> Text section
Journal Title (Medline/Pubmed accepted abbreviation): Med. & Sci. Sports & Exerc.
Page numbers: 1538-1543
Summary of background and research design:
Background: Osteoarthritis (OA) is a disease associated with pain and stiffness in joints. An association has been noted between increased quadriceps strength and improved knee function. Since exercise is very painful with OA, there is interest in potential ways to increase quadriceps strength with minimal exercise. Creatine increases muscle mass and strength by increasing energy provision.
Hypothesis: Creatine will enhance the effects of a resistance exercise routine on knee function in patients with OA.
Subjects: Twenty-four women, age about 53-61yrs old
Experimental design: randomized, double-blind, parallel-group, placebo-controlled
Treatments: Creatine monohydrate: 20 g/day divided into 4 doses per day for 7 days and then single 5 g doses per day for 11 wks, or a placebo: dextrose.
Protocol: The participants were randomized to take one of the two treatments for 12 wks. In addition to supplementation, they participated in a resistance training program during the same 12 wks. Before and after 12 wk supplementation, the participants completed exercise tests assessing physical function of their knees and amount of muscle mass and strength. The physical performance test before and after supplementation/exercise involved the time-stand test which assesses the number of times a person can stand (and then sit) from a 45 cm armless chair in 30 sec. To evaluate strength, participants determined their 1 repetition maximum on the leg press. They also completed questionnaires regarding joint stiffness, pain, and quality of life.
The exercise program involved leg press, leg extension, and half-squat exercises, completing 4 sets of 8-12 repetitions of a given percentage of their 1 repetition maximum. Weight was increased as strength increased.
Summary of research findings:
- About 50% of the participants correctly identified their supplement. Since this is the proportion that would be expected from random guessing, the supplements were likely indistinguishable.
- Adherence to the exercise program was about 70-85% and was not different between groups.
- Those in the creatine group significantly increased performance on the time-stand test but the placebo group did not (creatine: 15.7 ± 1.4 for pre-intervention and 18.1 ± 1.8 for post; placebo: 15.0 ± 1.8 for pre and 15.2 ± 1.2 for post).
- Muscle strength on the leg press increased for both groups similarly with intervention.

> Task brief
Copy the creatine study summary word for word from "Summary of research" to "1.2 for post).". Rely only on the creatine study summary above.

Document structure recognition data
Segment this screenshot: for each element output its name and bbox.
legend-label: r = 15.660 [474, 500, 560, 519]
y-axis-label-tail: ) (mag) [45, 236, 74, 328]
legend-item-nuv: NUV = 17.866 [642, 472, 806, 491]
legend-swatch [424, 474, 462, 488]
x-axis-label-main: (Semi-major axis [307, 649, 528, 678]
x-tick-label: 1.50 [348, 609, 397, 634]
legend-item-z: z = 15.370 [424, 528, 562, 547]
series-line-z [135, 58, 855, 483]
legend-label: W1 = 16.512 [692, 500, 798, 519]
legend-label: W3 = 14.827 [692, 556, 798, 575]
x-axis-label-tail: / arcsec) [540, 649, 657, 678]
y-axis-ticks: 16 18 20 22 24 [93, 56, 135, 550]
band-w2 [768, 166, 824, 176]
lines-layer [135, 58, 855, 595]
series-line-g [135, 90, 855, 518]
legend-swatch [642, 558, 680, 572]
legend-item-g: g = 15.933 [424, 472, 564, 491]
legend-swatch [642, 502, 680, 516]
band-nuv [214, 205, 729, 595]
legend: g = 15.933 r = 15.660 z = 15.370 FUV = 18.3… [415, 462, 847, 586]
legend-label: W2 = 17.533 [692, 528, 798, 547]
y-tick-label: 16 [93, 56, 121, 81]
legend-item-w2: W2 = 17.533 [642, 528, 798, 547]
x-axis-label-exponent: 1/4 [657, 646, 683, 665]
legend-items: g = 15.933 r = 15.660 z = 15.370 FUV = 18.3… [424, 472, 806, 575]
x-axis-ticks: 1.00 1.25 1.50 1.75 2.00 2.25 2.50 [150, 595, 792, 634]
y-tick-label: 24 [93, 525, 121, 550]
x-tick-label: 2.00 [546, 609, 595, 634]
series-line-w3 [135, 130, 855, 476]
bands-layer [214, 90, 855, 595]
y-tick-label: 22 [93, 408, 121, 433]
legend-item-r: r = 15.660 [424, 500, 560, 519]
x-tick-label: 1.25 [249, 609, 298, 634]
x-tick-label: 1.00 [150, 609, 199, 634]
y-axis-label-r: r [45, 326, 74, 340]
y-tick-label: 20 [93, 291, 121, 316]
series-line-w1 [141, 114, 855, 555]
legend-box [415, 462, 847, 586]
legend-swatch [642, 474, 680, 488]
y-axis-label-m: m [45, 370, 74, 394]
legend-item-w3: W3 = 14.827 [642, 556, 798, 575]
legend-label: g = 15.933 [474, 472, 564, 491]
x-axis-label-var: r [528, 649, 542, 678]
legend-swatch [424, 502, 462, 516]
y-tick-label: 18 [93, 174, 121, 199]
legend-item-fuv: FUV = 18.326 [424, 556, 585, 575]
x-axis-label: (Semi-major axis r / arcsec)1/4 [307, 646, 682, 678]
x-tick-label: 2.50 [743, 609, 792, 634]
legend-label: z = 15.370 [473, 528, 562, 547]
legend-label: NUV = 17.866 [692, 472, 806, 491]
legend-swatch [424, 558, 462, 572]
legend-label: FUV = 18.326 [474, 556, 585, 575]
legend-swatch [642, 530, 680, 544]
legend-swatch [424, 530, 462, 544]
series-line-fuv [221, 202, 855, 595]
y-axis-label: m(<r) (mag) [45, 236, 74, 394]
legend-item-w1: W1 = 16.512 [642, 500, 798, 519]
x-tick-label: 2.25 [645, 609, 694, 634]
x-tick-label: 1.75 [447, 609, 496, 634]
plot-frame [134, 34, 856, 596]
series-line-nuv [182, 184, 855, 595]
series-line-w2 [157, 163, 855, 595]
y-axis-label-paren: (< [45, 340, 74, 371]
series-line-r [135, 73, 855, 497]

> Exercise answer
Summary of research findings:
- About 50% of the participants correctly identified their supplement. Since this is the proportion that would be expected from random guessing, the supplements were likely indistinguishable.
- Adherence to the exercise program was about 70-85% and was not different between groups.
- Those in the creatine group significantly increased performance on the time-stand test but the placebo group did not (creatine: 15.7 ± 1.4 for pre-intervention and 18.1 ± 1.8 for post; placebo: 15.0 ± 1.8 for pre and 15.2 ± 1.2 for post).